Short problem |
Each line of the data that includes the string "this" is to be copied out.

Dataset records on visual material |
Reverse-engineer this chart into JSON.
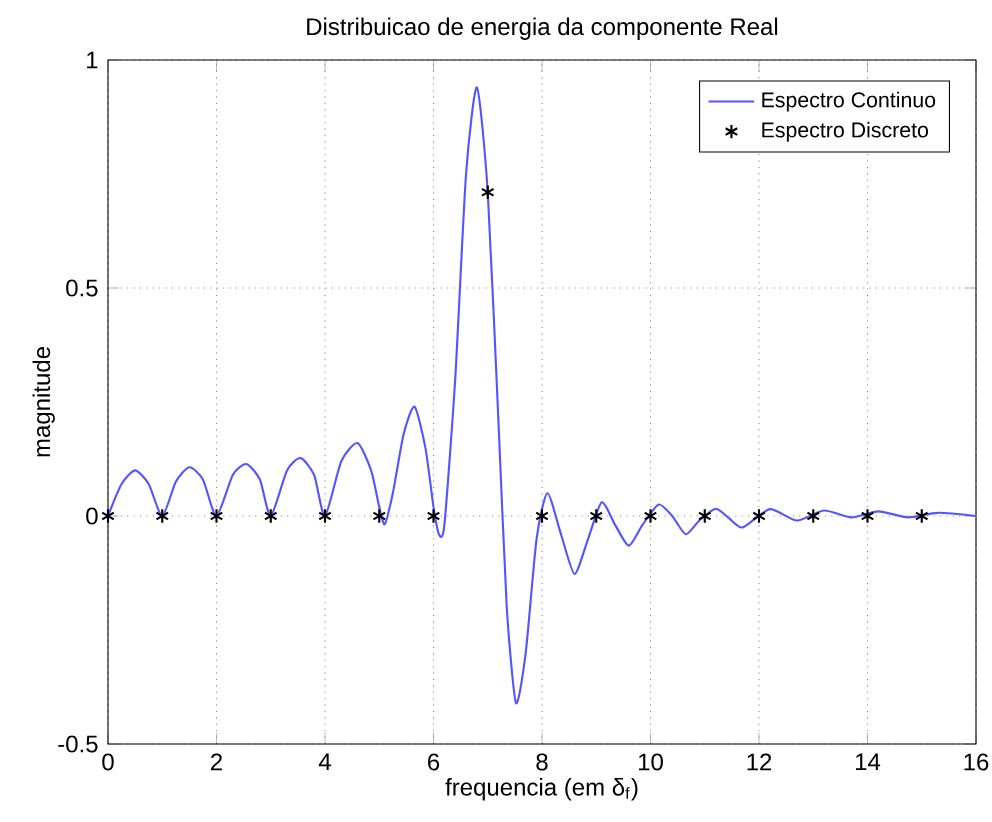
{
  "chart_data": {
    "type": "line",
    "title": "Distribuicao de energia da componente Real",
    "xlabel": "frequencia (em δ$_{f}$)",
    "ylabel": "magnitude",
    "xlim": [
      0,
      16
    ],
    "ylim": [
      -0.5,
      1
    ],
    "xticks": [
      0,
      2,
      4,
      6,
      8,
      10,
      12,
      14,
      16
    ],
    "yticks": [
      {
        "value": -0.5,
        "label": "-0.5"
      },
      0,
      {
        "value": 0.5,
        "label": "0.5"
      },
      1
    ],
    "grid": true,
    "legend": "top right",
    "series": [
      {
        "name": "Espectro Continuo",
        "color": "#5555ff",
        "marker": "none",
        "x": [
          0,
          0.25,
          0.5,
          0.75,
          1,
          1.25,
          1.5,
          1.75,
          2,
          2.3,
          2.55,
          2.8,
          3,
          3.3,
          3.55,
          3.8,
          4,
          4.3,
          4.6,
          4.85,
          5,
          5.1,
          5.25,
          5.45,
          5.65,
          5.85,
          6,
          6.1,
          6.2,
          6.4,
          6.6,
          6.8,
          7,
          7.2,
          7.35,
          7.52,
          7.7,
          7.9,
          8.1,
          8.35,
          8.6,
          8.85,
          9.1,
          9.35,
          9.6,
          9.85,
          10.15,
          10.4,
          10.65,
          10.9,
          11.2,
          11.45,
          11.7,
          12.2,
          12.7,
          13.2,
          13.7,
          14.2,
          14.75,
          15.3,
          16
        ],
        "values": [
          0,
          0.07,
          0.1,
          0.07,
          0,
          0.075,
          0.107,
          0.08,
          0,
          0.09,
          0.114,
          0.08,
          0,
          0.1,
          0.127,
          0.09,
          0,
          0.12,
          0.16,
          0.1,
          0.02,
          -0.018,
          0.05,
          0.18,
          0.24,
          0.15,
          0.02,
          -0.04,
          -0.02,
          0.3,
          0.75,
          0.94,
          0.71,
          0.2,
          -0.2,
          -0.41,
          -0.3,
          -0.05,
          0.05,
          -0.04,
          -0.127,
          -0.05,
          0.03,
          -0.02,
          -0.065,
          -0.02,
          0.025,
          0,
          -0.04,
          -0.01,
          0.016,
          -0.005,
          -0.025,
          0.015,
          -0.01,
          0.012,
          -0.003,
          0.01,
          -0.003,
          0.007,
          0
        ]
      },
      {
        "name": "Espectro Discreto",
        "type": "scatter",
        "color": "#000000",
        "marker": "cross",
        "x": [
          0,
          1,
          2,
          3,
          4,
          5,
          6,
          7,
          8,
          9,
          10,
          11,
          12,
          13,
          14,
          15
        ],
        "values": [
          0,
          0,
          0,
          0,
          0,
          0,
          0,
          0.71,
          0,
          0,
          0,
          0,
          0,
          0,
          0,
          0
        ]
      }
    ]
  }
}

==

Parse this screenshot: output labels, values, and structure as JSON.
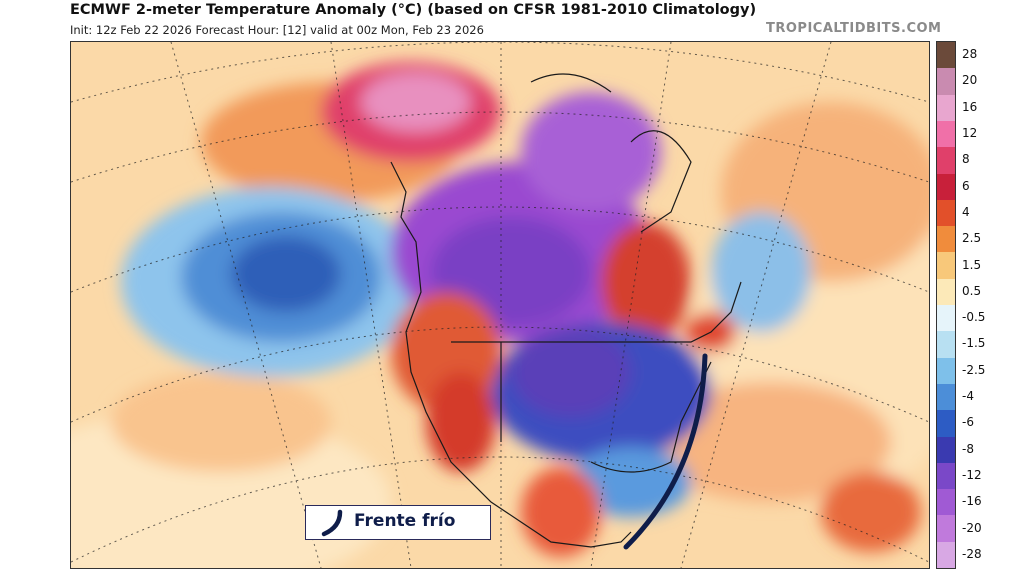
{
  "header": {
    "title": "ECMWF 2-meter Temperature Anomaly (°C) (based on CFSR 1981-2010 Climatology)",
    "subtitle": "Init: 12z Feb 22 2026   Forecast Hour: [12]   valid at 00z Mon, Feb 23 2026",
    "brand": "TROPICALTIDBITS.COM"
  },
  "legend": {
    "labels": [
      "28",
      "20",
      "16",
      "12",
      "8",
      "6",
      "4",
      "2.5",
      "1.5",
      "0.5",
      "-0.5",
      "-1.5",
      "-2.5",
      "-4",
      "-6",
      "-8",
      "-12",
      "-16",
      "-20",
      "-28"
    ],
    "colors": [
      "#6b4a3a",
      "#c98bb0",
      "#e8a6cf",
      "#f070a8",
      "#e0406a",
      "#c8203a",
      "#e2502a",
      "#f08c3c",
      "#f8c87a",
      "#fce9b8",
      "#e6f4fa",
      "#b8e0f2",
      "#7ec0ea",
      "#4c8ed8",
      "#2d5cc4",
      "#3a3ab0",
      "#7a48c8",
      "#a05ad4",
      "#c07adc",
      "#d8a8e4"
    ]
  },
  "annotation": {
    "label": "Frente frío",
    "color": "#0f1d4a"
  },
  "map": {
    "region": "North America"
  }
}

Answer for the task |
Reverse-engineer this chart into JSON.
Parse this screenshot: output labels, values, and structure as JSON.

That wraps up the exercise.